» **What you should do**:
Retype everything in the listing, leaving each line exactly as it is.

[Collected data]
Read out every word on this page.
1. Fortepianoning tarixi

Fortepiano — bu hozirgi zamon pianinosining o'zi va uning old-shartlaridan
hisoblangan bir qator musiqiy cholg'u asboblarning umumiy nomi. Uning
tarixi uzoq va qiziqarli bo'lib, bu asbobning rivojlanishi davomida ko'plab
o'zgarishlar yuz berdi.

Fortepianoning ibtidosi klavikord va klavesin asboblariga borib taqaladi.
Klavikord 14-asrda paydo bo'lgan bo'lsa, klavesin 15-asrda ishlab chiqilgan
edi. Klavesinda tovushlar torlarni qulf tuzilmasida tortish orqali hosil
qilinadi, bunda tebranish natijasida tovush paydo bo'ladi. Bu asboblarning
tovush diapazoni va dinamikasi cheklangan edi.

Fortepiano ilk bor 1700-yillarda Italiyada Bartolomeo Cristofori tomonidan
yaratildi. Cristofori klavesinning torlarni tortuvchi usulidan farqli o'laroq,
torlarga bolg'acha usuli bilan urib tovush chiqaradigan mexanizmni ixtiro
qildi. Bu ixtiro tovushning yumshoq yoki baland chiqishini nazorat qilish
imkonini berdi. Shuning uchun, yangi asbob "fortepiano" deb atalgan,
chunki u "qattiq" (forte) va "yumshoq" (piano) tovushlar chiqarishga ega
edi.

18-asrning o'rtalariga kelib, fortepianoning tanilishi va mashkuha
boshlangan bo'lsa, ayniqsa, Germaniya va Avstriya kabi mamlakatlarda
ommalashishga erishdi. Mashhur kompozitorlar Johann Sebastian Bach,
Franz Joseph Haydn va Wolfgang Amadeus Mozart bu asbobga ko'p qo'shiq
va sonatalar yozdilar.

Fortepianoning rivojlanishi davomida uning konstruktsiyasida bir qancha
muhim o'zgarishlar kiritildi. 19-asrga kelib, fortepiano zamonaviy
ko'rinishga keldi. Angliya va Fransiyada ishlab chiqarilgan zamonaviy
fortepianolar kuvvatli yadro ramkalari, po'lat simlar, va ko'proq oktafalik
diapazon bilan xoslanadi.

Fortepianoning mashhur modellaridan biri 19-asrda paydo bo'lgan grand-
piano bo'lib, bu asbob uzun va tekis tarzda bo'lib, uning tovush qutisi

» **Result for this task**:
Read out every word on this page.
1. Fortepianoning tarixi

Fortepiano — bu hozirgi zamon pianinosining o'zi va uning old-shartlaridan
hisoblangan bir qator musiqiy cholg'u asboblarning umumiy nomi. Uning
tarixi uzoq va qiziqarli bo'lib, bu asbobning rivojlanishi davomida ko'plab
o'zgarishlar yuz berdi.

Fortepianoning ibtidosi klavikord va klavesin asboblariga borib taqaladi.
Klavikord 14-asrda paydo bo'lgan bo'lsa, klavesin 15-asrda ishlab chiqilgan
edi. Klavesinda tovushlar torlarni qulf tuzilmasida tortish orqali hosil
qilinadi, bunda tebranish natijasida tovush paydo bo'ladi. Bu asboblarning
tovush diapazoni va dinamikasi cheklangan edi.

Fortepiano ilk bor 1700-yillarda Italiyada Bartolomeo Cristofori tomonidan
yaratildi. Cristofori klavesinning torlarni tortuvchi usulidan farqli o'laroq,
torlarga bolg'acha usuli bilan urib tovush chiqaradigan mexanizmni ixtiro
qildi. Bu ixtiro tovushning yumshoq yoki baland chiqishini nazorat qilish
imkonini berdi. Shuning uchun, yangi asbob "fortepiano" deb atalgan,
chunki u "qattiq" (forte) va "yumshoq" (piano) tovushlar chiqarishga ega
edi.

18-asrning o'rtalariga kelib, fortepianoning tanilishi va mashkuha
boshlangan bo'lsa, ayniqsa, Germaniya va Avstriya kabi mamlakatlarda
ommalashishga erishdi. Mashhur kompozitorlar Johann Sebastian Bach,
Franz Joseph Haydn va Wolfgang Amadeus Mozart bu asbobga ko'p qo'shiq
va sonatalar yozdilar.

Fortepianoning rivojlanishi davomida uning konstruktsiyasida bir qancha
muhim o'zgarishlar kiritildi. 19-asrga kelib, fortepiano zamonaviy
ko'rinishga keldi. Angliya va Fransiyada ishlab chiqarilgan zamonaviy
fortepianolar kuvvatli yadro ramkalari, po'lat simlar, va ko'proq oktafalik
diapazon bilan xoslanadi.

Fortepianoning mashhur modellaridan biri 19-asrda paydo bo'lgan grand-
piano bo'lib, bu asbob uzun va tekis tarzda bo'lib, uning tovush qutisi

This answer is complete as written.